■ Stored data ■

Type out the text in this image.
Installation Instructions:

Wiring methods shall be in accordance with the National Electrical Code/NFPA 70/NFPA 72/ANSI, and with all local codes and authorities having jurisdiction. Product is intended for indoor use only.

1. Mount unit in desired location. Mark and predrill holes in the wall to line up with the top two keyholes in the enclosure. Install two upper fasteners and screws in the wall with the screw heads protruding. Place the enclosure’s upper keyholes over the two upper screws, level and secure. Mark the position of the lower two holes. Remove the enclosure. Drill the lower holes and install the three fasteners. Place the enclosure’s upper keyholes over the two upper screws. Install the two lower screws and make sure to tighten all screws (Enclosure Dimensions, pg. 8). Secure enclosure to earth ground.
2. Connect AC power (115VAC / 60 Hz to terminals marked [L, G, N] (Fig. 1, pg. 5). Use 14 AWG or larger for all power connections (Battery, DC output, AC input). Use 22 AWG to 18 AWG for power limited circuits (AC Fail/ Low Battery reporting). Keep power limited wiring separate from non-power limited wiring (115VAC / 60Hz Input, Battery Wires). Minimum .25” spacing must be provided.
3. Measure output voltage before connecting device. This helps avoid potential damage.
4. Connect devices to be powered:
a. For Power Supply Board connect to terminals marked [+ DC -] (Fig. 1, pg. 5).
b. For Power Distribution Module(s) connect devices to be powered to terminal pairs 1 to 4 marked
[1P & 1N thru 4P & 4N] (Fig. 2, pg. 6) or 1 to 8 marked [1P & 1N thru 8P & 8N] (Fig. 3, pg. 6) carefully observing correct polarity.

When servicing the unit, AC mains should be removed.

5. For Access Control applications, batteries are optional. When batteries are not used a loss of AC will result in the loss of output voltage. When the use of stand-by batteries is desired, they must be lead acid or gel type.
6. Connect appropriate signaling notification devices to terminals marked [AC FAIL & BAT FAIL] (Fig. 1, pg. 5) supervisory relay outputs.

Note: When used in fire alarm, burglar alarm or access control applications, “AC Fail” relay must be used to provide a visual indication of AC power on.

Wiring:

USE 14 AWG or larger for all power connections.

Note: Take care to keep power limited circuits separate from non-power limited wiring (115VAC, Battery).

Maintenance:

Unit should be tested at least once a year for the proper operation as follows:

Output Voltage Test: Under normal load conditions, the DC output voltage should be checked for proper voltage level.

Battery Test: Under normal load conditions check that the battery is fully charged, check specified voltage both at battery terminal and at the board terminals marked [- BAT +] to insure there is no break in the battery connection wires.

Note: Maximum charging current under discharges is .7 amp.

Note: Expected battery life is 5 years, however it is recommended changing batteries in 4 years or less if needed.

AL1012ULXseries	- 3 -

■ TASK REQUIREMENTS ■
Nothing in the listing may be changed; retype it all exactly.

■ RESPONSE TO THE TASK ■
Type out the text in this image.
Installation Instructions:

Wiring methods shall be in accordance with the National Electrical Code/NFPA 70/NFPA 72/ANSI, and with all local codes and authorities having jurisdiction. Product is intended for indoor use only.

1. Mount unit in desired location. Mark and predrill holes in the wall to line up with the top two keyholes in the enclosure. Install two upper fasteners and screws in the wall with the screw heads protruding. Place the enclosure’s upper keyholes over the two upper screws, level and secure. Mark the position of the lower two holes. Remove the enclosure. Drill the lower holes and install the three fasteners. Place the enclosure’s upper keyholes over the two upper screws. Install the two lower screws and make sure to tighten all screws (Enclosure Dimensions, pg. 8). Secure enclosure to earth ground.
2. Connect AC power (115VAC / 60 Hz to terminals marked [L, G, N] (Fig. 1, pg. 5). Use 14 AWG or larger for all power connections (Battery, DC output, AC input). Use 22 AWG to 18 AWG for power limited circuits (AC Fail/ Low Battery reporting). Keep power limited wiring separate from non-power limited wiring (115VAC / 60Hz Input, Battery Wires). Minimum .25” spacing must be provided.
3. Measure output voltage before connecting device. This helps avoid potential damage.
4. Connect devices to be powered:
a. For Power Supply Board connect to terminals marked [+ DC -] (Fig. 1, pg. 5).
b. For Power Distribution Module(s) connect devices to be powered to terminal pairs 1 to 4 marked
[1P & 1N thru 4P & 4N] (Fig. 2, pg. 6) or 1 to 8 marked [1P & 1N thru 8P & 8N] (Fig. 3, pg. 6) carefully observing correct polarity.

When servicing the unit, AC mains should be removed.

5. For Access Control applications, batteries are optional. When batteries are not used a loss of AC will result in the loss of output voltage. When the use of stand-by batteries is desired, they must be lead acid or gel type.
6. Connect appropriate signaling notification devices to terminals marked [AC FAIL & BAT FAIL] (Fig. 1, pg. 5) supervisory relay outputs.

Note: When used in fire alarm, burglar alarm or access control applications, “AC Fail” relay must be used to provide a visual indication of AC power on.

Wiring:

USE 14 AWG or larger for all power connections.

Note: Take care to keep power limited circuits separate from non-power limited wiring (115VAC, Battery).

Maintenance:

Unit should be tested at least once a year for the proper operation as follows:

Output Voltage Test: Under normal load conditions, the DC output voltage should be checked for proper voltage level.

Battery Test: Under normal load conditions check that the battery is fully charged, check specified voltage both at battery terminal and at the board terminals marked [- BAT +] to insure there is no break in the battery connection wires.

Note: Maximum charging current under discharges is .7 amp.

Note: Expected battery life is 5 years, however it is recommended changing batteries in 4 years or less if needed.

AL1012ULXseries	- 3 -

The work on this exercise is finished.